Americans hold tight to an expertly-marketed dream

Email icon  juliavivienne@gmail.com

Kunal Nandy and his fiancée Cara Gardner planned two weddings: one in their native North Carolina, the other in Nundy’s parents’ native India. But as the economy crumbled, so did their parents’ job security.

So Nandy, 27, an MBA candidate at the University of Pennsylvania, and Gardner, 25, a law student at the University of North Carolina at Chapel Hill, began scaling back. They trimmed the guest list to 100 from 250, edited the wedding party and put the Indian ceremony on hold.
Still, they plan to drop $30,000 on one afternoon’s celebration.

Could it be that global economic meltdown is really no match for the big white wedding?

“I like to say we are recession resistant,” said Richard Markel, president of the Sacramento, C.A.-based Association of Wedding Professionals International. “You can hold off buying a new car if the old one still runs. For a wedding, once the date is set, you only have until that date to handle everything involved.”

In other words, once those 200 embossed invitations are in the mail, there’s no looking back.

“I think for the most part, weddings are recession proof,” Vané Broussard, editor of the website Brooklyn Brides, agreed in an email interview. “There are brides who think this is a once in a lifetime opportunity that they will do right no matter what the cost.“

Lisa Beverly, 30, is one of those brides. Beverly, who works for the federal government in Washington D.C., plans to spend 17 months of savings on her $30,000 October wedding. Since getting engaged in the spring of 2008, Beverly, who has a mortgage and owes money on her grad school loans, has put in overtime, spent weekends working at marathons and snapped up any paying gigs as a violist she could find.

“In 20 years, when the economy is better, I don’t want to look back and say I wish we’d done it this way or that way,” she said one recent night, on her way home from a viola rehearsal. “In the end, it’s a special day for us.”

And her budget is hardly exorbitant. According to The Wedding Report, a market research group in Phoenix, Ariz., American couples spent an average of $21,814 on their weddings in 2008.

But the $61 billion the industry earned in revenue in 2008 owes much to women like Emily Yezzo. With help from her parents, Yezzo, 26, expects to spend some $60,000 on her Long Island, N.Y. wedding in September 2009.

“I thought it was a once-in-a-lifetime chance,” said Yezzo, who works in finance in Manhattan. While she has budgeted less for things like favors and even her honeymoon, she won’t cut costs on professional photography, flowers or an open bar.

She has plenty of company, according to wedding industry reports. Wedding vendors seem to be hurting less than other businesses, with 37 percent in a third quarter 2008 survey reporting “good or excellent” sales, and 48 percent “fair or neutral,” according to The Wedding Report. And 58 percent said they’d noticed no drop in consumer spending.

Interestingly, the exchange of vows began to develop into its modern, extravagant form during the Great Depression. As couples and families spent less, and marriage rates declined in the 1930s, businesses launched an aggressive marketing counterattack, to idealize certain features of an expensive wedding. De Beers (now the world’s largest diamond producer) ran ads to persuade brides-to-be that matching diamond engagement and wedding rings were essential. The department store registry was introduced. Brides magazine was founded in 1934.

“Businesses are always looking for ways to make money in times of depression and recession,” explained Vicki Howard, a professor of history at Hartwick College in Oneota, N.Y., and the author of “Brides, Inc., American Weddings and the Business of Tradition.” “There was a sense that weddings were depression proof, and that people would always have to do a minimum of consumption.”

(Lines of data)
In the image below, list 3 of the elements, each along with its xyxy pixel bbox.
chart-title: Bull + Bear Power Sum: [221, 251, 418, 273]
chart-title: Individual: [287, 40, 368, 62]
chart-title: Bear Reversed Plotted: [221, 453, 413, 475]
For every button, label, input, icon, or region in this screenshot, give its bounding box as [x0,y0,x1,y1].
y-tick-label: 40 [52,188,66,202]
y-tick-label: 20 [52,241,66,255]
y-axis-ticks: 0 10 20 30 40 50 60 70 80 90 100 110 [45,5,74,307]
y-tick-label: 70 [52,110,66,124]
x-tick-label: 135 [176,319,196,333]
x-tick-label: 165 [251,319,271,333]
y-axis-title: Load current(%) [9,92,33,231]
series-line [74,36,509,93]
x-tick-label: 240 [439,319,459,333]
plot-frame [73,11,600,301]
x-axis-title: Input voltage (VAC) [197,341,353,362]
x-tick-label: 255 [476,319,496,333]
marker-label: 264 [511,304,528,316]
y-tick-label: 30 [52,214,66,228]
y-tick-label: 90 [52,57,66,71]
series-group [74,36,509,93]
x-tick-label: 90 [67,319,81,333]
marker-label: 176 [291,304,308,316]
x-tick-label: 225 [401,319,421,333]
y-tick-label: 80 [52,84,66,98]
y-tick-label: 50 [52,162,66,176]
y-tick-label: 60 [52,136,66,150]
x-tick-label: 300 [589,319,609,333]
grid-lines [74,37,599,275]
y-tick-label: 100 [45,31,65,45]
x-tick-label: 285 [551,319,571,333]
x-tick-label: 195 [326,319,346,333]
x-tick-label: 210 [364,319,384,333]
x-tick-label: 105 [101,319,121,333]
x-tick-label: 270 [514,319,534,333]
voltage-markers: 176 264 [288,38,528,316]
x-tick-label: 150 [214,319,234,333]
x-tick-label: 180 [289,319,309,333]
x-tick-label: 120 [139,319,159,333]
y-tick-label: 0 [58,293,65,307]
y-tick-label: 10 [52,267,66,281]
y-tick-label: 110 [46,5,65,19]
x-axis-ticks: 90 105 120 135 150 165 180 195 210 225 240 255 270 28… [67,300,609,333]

Stated task 1: According to The Wedding Report, how much did American couples spend on average on their weddings in 2008, as the wedding spending article states?
Stated task 2: Copy word for word the part of the wedding spending article from "Kunal Nandy and" to "one afternoon’s celebration.".
The listing is separate material from the wedding spending article.

Full answer 1: $21,814

Full answer 2:
Kunal Nandy and his fiancée Cara Gardner planned two weddings: one in their native North Carolina, the other in Nundy’s parents’ native India. But as the economy crumbled, so did their parents’ job security.

So Nandy, 27, an MBA candidate at the University of Pennsylvania, and Gardner, 25, a law student at the University of North Carolina at Chapel Hill, began scaling back. They trimmed the guest list to 100 from 250, edited the wedding party and put the Indian ceremony on hold.
Still, they plan to drop $30,000 on one afternoon’s celebration.